## Records provided
## Start
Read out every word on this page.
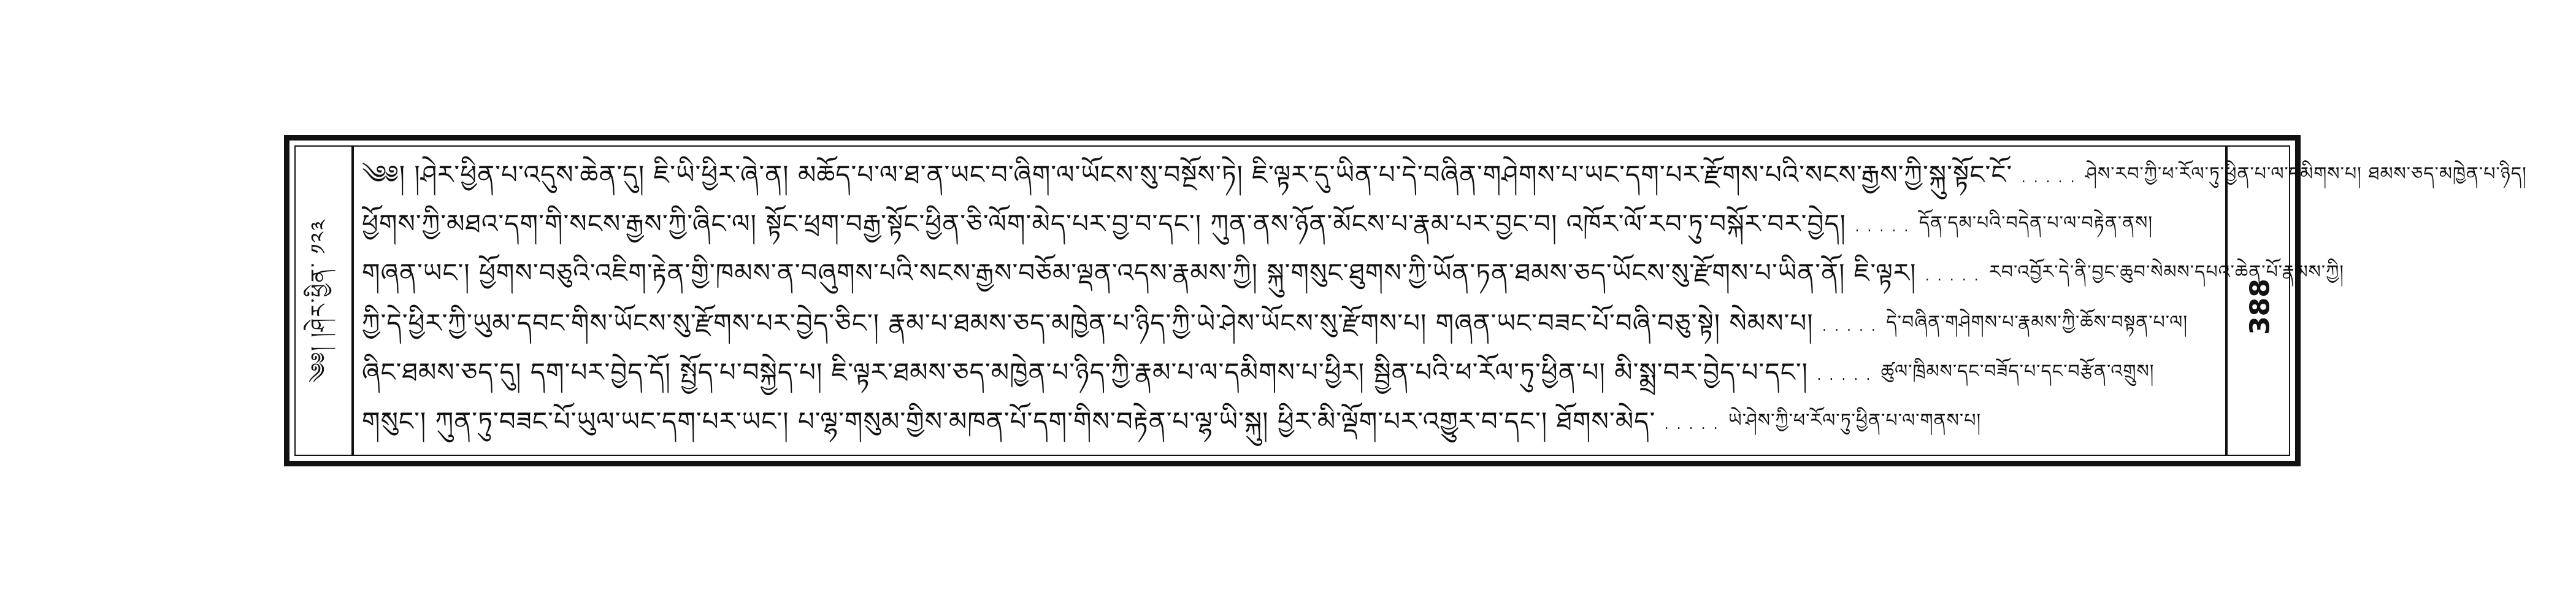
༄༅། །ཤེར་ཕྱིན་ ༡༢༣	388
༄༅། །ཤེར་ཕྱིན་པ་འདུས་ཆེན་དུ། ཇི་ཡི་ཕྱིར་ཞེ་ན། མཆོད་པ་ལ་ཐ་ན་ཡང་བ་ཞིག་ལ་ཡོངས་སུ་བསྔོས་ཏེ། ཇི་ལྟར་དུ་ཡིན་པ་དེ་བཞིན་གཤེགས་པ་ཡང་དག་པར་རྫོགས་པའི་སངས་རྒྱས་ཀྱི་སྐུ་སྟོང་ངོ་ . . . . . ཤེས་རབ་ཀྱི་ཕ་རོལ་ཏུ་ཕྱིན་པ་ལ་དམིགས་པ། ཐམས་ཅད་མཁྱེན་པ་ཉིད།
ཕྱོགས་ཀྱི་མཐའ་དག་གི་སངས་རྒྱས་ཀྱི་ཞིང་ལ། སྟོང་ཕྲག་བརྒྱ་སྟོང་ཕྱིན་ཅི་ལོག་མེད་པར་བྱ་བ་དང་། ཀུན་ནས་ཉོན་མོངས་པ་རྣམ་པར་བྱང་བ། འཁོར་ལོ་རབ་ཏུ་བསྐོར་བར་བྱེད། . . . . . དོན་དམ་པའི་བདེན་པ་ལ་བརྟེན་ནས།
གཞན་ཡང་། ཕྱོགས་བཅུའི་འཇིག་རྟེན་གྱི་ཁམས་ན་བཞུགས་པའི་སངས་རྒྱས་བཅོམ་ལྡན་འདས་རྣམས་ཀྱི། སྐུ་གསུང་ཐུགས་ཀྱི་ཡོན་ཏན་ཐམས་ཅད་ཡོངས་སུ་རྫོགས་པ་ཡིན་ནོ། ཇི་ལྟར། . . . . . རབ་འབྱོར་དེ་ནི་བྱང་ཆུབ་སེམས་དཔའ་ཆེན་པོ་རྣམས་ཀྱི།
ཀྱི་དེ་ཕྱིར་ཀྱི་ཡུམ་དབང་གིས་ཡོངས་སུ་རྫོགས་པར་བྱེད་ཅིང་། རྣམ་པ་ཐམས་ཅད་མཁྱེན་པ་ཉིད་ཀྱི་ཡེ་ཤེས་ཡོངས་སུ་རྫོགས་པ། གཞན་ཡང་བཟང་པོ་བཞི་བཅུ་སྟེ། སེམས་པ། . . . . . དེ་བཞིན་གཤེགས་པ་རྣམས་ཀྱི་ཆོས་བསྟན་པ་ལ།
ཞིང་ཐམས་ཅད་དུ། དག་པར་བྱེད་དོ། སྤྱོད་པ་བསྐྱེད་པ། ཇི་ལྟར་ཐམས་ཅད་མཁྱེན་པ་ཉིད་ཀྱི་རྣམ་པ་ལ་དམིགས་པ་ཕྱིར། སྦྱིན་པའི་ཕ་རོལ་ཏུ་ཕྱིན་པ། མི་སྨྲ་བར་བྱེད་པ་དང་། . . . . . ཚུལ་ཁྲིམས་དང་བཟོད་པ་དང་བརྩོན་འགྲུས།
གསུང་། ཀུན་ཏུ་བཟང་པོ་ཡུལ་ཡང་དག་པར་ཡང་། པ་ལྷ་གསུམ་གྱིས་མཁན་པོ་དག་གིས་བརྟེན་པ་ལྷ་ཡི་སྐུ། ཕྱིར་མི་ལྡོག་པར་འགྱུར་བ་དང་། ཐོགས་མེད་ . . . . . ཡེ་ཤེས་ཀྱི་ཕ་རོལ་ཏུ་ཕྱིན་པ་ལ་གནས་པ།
## End
## Start
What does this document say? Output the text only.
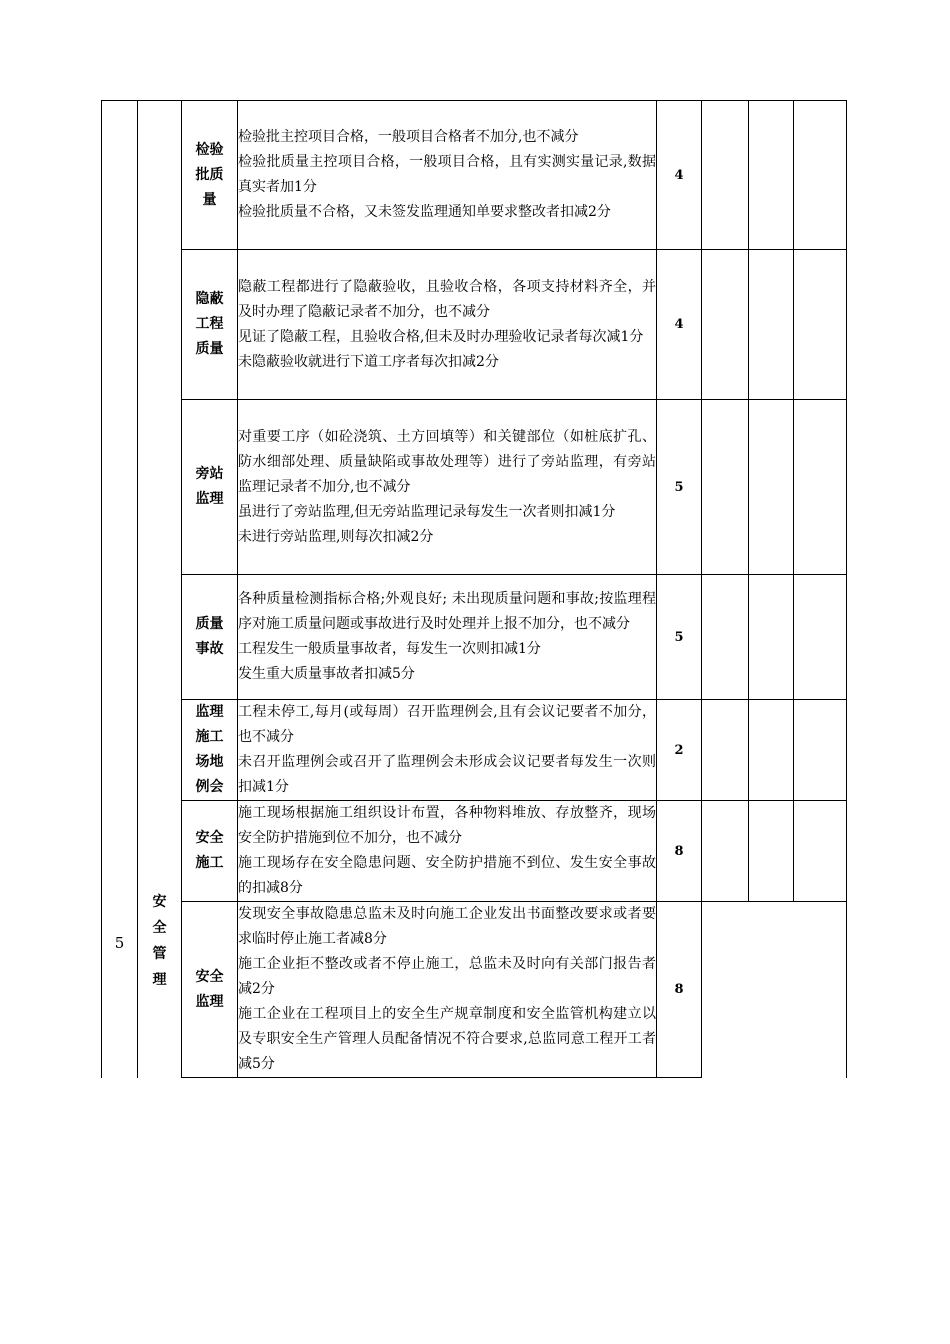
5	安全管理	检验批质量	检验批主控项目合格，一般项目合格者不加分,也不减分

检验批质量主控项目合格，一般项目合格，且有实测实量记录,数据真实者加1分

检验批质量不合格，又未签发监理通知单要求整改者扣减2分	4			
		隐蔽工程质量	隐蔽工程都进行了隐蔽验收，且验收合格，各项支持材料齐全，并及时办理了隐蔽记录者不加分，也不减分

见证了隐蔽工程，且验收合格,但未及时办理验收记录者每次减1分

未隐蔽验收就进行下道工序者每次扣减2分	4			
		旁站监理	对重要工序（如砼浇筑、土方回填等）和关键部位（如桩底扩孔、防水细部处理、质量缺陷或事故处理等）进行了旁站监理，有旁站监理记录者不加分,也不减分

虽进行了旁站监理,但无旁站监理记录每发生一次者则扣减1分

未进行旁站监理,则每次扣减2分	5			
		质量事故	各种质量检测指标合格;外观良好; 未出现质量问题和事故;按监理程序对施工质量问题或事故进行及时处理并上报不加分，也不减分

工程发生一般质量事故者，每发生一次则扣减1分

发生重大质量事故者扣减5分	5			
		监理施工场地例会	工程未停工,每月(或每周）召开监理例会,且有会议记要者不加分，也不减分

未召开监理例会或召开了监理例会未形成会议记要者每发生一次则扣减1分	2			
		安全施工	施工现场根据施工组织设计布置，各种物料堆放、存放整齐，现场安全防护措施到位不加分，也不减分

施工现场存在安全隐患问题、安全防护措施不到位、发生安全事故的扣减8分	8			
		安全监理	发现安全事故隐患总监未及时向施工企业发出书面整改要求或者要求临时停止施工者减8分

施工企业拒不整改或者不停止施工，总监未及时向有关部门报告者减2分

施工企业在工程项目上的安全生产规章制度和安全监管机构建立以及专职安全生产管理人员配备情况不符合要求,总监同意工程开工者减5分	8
## End
## Written exercise
From the listing above, return each line with the word "且验收合格".

## Full output
		隐蔽工程质量	隐蔽工程都进行了隐蔽验收，且验收合格，各项支持材料齐全，并及时办理了隐蔽记录者不加分，也不减分
见证了隐蔽工程，且验收合格,但未及时办理验收记录者每次减1分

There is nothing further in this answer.